[Begin]
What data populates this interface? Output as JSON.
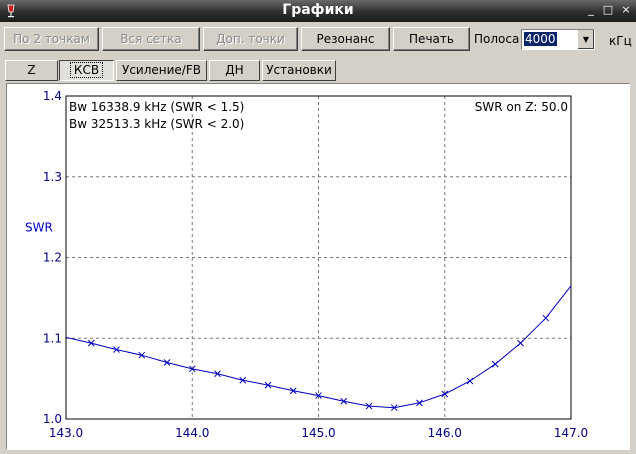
{
  "window": {
    "title": "Графики",
    "controls": [
      "_",
      "□",
      "×"
    ]
  },
  "toolbar": {
    "buttons": [
      {
        "label": "По 2 точкам",
        "enabled": false
      },
      {
        "label": "Вся сетка",
        "enabled": false
      },
      {
        "label": "Доп. точки",
        "enabled": false
      },
      {
        "label": "Резонанс",
        "enabled": true
      },
      {
        "label": "Печать",
        "enabled": true
      }
    ],
    "band_label": "Полоса",
    "band_value": "4000",
    "unit": "кГц"
  },
  "tabs": [
    {
      "label": "Z",
      "active": false
    },
    {
      "label": "КСВ",
      "active": true
    },
    {
      "label": "Усиление/FB",
      "active": false
    },
    {
      "label": "ДН",
      "active": false
    },
    {
      "label": "Установки",
      "active": false
    }
  ],
  "chart_data": {
    "type": "line",
    "ylabel": "SWR",
    "xlim": [
      143.0,
      147.0
    ],
    "ylim": [
      1.0,
      1.4
    ],
    "x_ticks": [
      "143.0",
      "144.0",
      "145.0",
      "146.0",
      "147.0"
    ],
    "y_ticks": [
      "1.0",
      "1.1",
      "1.2",
      "1.3",
      "1.4"
    ],
    "grid": true,
    "annotations": {
      "bw1": "Bw 16338.9 kHz (SWR < 1.5)",
      "bw2": "Bw 32513.3 kHz (SWR < 2.0)",
      "z": "SWR on Z: 50.0"
    },
    "color": "#0000c0",
    "series": [
      {
        "x": [
          143.0,
          143.2,
          143.4,
          143.6,
          143.8,
          144.0,
          144.2,
          144.4,
          144.6,
          144.8,
          145.0,
          145.2,
          145.4,
          145.6,
          145.8,
          146.0,
          146.2,
          146.4,
          146.6,
          146.8,
          147.0
        ],
        "y": [
          1.101,
          1.094,
          1.086,
          1.079,
          1.07,
          1.062,
          1.056,
          1.048,
          1.042,
          1.035,
          1.029,
          1.022,
          1.016,
          1.014,
          1.02,
          1.031,
          1.047,
          1.068,
          1.094,
          1.125,
          1.165
        ]
      }
    ]
  }
}
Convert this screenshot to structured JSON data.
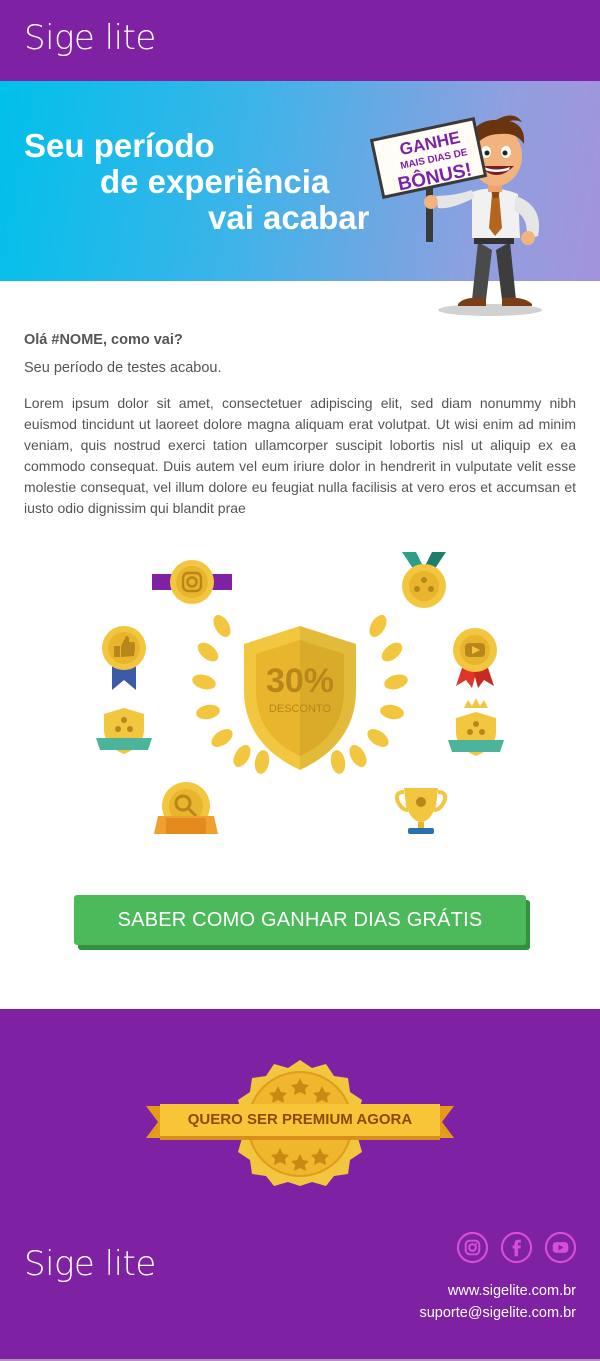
{
  "header": {
    "logo": "Sige lite"
  },
  "hero": {
    "title_lines": [
      "Seu período",
      "de experiência",
      "vai acabar"
    ],
    "sign_lines": [
      "GANHE",
      "MAIS DIAS DE",
      "BÔNUS!"
    ]
  },
  "content": {
    "greeting": "Olá #NOME, como vai?",
    "intro": "Seu período de testes acabou.",
    "body": "Lorem ipsum dolor sit amet, consectetuer adipiscing elit, sed diam nonummy nibh euismod tincidunt ut laoreet dolore magna aliquam erat volutpat. Ut wisi enim ad minim veniam, quis nostrud exerci tation ullamcorper suscipit lobortis nisl ut aliquip ex ea commodo consequat. Duis autem vel eum iriure dolor in hendrerit in vulputate velit esse molestie consequat, vel illum dolore eu feugiat nulla facilisis at vero eros et accumsan et iusto odio dignissim qui blandit prae"
  },
  "badges": {
    "discount_value": "30%",
    "discount_label": "DESCONTO",
    "icons": [
      "instagram-badge-icon",
      "users-medal-icon",
      "thumbs-up-badge-icon",
      "youtube-badge-icon",
      "team-shield-badge-icon",
      "crown-team-badge-icon",
      "search-badge-icon",
      "trophy-icon"
    ]
  },
  "cta": {
    "label": "SABER COMO GANHAR DIAS GRÁTIS"
  },
  "footer": {
    "premium_label": "QUERO SER PREMIUM AGORA",
    "logo": "Sige lite",
    "social": [
      "instagram-icon",
      "facebook-icon",
      "youtube-icon"
    ],
    "website": "www.sigelite.com.br",
    "email": "suporte@sigelite.com.br"
  },
  "colors": {
    "brand_purple": "#7e22a3",
    "hero_gradient_start": "#00c0ea",
    "hero_gradient_end": "#a393dc",
    "gold": "#f5c842",
    "cta_green": "#4cb95a",
    "text_gray": "#555555"
  }
}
[End]
_Prompt_
Copy every line above in which the string "JSON" shows up.

_The solution_
What data populates this interface? Output as JSON.
Convert this screenshot to structured JSON data.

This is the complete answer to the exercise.